━━ Supplied records
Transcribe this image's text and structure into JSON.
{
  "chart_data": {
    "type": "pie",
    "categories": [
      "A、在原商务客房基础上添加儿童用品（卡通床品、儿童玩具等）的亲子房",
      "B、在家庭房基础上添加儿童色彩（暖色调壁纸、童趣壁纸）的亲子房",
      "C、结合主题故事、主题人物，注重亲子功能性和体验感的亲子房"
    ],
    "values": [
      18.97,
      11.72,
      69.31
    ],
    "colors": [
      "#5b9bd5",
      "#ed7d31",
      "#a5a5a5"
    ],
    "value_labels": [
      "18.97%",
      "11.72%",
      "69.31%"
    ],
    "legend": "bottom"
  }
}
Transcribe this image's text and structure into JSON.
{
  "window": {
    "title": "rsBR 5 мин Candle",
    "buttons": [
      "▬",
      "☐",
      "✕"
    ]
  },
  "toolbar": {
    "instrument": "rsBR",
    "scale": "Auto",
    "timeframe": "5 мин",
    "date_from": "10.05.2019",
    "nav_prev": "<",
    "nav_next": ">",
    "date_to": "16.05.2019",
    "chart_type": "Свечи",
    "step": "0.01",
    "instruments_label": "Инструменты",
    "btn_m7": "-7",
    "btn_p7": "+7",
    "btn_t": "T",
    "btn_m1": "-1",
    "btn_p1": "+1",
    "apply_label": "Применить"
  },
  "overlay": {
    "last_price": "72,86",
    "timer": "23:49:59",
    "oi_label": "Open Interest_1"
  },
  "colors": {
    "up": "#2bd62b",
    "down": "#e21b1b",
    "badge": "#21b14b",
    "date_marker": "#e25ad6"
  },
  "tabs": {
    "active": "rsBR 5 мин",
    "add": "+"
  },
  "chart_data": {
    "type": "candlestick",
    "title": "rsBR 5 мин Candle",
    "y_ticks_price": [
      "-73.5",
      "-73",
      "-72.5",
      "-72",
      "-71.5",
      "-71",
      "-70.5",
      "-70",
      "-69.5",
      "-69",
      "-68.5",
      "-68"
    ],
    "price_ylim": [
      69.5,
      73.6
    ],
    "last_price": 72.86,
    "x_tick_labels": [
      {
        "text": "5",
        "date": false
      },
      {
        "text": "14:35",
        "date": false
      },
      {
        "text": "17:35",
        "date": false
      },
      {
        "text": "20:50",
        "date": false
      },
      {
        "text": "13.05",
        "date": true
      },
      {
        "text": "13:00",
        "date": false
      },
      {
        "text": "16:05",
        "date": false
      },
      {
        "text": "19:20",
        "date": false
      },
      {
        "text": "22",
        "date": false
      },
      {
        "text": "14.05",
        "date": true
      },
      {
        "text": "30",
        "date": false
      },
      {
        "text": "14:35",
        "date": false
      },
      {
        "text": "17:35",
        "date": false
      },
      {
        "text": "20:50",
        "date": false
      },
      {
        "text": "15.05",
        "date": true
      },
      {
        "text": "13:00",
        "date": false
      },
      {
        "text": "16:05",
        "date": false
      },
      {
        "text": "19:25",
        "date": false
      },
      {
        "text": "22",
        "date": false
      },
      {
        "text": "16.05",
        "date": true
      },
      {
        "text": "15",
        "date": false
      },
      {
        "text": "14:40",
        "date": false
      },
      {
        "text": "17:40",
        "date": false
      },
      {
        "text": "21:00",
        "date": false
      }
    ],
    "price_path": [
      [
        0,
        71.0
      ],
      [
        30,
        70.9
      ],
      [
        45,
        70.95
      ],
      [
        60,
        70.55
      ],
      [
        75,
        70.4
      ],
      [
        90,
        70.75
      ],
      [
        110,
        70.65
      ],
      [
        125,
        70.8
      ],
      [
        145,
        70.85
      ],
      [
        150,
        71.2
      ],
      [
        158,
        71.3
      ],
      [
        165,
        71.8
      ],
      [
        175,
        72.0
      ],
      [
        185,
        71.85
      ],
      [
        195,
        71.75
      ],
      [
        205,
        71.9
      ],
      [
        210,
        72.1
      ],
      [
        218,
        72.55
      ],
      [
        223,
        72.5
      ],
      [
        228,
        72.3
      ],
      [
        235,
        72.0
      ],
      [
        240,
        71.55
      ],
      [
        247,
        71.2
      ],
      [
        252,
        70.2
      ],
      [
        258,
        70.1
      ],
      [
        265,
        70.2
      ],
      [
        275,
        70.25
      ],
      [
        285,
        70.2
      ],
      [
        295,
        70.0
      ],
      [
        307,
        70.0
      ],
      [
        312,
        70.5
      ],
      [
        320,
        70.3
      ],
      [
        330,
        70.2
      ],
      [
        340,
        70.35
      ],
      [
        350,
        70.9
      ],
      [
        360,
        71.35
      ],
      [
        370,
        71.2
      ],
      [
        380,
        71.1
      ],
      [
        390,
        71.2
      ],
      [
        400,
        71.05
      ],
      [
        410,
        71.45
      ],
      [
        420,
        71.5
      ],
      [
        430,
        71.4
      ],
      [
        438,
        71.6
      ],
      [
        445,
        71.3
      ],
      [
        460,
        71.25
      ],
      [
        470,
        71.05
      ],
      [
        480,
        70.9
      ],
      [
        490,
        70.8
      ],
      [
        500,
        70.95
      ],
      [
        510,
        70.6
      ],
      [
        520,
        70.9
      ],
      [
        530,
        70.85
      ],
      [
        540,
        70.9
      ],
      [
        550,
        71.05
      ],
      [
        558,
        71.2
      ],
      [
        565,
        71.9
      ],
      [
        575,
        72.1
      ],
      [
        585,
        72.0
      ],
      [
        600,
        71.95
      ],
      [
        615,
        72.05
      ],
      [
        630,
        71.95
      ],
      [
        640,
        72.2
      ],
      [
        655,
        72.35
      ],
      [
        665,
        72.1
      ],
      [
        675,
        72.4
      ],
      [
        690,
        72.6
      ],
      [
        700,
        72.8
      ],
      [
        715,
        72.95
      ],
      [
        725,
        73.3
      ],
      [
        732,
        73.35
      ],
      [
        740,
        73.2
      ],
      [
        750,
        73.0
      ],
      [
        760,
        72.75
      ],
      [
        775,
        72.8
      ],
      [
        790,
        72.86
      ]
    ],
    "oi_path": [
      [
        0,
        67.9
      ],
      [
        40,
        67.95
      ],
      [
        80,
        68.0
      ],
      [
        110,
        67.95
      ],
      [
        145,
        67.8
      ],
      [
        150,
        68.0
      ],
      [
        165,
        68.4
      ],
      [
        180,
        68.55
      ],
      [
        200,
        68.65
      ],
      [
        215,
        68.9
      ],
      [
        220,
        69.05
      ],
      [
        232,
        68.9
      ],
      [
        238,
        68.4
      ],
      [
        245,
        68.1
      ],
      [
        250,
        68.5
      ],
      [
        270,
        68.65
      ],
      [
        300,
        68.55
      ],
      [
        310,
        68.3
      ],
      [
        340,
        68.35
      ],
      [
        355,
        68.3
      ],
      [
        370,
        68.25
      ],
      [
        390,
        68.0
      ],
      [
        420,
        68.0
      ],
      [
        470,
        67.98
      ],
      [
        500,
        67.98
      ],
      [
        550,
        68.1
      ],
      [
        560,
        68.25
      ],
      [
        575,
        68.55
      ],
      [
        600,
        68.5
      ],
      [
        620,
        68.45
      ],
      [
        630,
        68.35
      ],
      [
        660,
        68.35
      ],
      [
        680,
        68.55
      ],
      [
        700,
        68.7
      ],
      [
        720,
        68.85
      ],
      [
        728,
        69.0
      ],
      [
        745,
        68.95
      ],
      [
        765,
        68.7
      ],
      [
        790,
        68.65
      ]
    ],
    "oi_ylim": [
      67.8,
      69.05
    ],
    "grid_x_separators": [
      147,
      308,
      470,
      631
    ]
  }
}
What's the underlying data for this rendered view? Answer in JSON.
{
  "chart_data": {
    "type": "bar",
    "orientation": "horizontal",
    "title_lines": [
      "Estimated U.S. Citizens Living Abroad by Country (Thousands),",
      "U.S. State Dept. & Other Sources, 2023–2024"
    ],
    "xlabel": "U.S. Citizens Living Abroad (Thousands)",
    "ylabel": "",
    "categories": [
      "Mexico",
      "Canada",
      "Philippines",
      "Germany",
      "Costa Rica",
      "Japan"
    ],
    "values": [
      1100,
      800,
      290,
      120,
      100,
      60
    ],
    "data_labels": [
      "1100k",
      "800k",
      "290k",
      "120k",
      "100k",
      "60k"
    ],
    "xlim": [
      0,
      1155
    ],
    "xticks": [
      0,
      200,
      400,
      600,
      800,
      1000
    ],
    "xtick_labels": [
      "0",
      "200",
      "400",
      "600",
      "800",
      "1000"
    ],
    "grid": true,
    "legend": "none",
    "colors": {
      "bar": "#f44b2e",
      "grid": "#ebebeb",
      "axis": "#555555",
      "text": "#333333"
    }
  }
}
━━━━
What is required: Using the listing above, state the number of lines that hold "Citizens", with no other text.

Answer below: 2